What is being asked: Please pick out every line in the entries below that contains the string "card", and copy each one.

Records for processing:
⁂
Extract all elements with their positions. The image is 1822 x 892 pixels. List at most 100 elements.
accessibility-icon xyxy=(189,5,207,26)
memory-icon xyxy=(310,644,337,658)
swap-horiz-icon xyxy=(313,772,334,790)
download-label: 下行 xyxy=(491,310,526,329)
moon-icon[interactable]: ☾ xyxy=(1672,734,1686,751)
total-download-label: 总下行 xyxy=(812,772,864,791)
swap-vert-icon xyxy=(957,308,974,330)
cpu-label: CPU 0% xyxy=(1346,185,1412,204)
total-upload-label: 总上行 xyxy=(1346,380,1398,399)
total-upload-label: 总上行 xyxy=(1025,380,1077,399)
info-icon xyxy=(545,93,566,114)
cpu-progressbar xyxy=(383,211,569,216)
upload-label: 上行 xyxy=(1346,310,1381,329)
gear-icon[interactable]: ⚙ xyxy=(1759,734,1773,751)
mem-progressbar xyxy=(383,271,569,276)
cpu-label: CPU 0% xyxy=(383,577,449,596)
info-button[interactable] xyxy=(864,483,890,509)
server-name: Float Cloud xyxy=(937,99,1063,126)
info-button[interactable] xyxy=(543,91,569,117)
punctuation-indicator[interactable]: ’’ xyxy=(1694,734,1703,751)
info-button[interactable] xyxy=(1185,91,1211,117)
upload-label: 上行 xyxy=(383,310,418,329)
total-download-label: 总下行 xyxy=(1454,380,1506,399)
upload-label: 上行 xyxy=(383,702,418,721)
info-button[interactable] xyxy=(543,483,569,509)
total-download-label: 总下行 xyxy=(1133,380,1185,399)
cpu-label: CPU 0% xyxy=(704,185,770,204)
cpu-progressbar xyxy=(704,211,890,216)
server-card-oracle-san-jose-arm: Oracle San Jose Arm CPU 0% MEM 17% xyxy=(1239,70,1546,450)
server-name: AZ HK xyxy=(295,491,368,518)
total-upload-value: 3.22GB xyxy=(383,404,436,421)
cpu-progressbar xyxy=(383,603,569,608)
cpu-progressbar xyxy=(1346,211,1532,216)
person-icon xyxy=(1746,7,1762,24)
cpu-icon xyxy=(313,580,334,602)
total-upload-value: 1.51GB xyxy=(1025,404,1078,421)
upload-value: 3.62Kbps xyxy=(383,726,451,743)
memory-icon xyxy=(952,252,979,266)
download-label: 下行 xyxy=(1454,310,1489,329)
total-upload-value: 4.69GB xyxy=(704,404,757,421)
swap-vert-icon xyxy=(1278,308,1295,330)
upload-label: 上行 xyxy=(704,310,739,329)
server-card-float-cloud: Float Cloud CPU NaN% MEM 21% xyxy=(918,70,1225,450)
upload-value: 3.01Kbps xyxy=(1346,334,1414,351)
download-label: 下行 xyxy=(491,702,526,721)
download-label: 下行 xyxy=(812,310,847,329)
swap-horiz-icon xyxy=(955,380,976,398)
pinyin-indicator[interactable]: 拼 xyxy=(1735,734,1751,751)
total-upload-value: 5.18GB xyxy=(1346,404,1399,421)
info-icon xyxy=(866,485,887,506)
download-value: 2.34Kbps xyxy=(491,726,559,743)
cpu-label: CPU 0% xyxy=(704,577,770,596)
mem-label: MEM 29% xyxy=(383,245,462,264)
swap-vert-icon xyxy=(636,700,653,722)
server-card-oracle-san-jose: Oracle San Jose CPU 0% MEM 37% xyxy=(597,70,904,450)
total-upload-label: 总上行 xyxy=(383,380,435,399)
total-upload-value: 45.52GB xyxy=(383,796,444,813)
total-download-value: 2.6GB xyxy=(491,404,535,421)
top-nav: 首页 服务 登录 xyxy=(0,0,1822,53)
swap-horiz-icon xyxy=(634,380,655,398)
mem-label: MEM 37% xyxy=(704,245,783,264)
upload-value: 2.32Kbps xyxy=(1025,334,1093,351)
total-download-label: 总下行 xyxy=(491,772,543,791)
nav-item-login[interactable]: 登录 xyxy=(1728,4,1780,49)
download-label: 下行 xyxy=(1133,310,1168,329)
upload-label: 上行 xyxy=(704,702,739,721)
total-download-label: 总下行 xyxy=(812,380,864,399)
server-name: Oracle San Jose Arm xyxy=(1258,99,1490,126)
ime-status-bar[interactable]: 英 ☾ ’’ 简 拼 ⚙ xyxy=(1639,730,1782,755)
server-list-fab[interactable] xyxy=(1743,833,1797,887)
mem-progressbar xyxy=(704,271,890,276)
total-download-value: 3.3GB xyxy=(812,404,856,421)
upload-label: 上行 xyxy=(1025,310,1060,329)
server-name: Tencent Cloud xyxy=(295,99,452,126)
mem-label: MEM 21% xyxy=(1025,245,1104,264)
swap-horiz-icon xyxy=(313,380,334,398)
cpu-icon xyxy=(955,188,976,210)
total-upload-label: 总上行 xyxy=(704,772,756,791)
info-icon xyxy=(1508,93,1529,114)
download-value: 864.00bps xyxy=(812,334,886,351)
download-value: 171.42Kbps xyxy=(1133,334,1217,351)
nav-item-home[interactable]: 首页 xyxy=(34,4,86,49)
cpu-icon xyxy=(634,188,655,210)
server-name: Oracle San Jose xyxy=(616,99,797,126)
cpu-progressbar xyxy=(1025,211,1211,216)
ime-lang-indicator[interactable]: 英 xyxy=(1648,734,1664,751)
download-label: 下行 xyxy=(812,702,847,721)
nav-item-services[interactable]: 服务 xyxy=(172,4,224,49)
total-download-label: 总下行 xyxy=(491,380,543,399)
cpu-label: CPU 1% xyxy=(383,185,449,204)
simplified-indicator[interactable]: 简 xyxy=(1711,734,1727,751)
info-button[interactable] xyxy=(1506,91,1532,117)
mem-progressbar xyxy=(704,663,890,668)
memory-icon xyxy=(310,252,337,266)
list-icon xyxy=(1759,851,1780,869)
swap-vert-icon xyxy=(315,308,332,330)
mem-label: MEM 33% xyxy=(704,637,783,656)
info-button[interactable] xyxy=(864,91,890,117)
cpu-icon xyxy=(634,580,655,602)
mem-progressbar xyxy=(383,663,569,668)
⁂
In response:
server-card-oracle-san-jose-arm: Oracle San Jose Arm CPU 0% MEM 17% xyxy=(1239,70,1546,450)
server-card-float-cloud: Float Cloud CPU NaN% MEM 21% xyxy=(918,70,1225,450)
server-card-oracle-san-jose: Oracle San Jose CPU 0% MEM 37% xyxy=(597,70,904,450)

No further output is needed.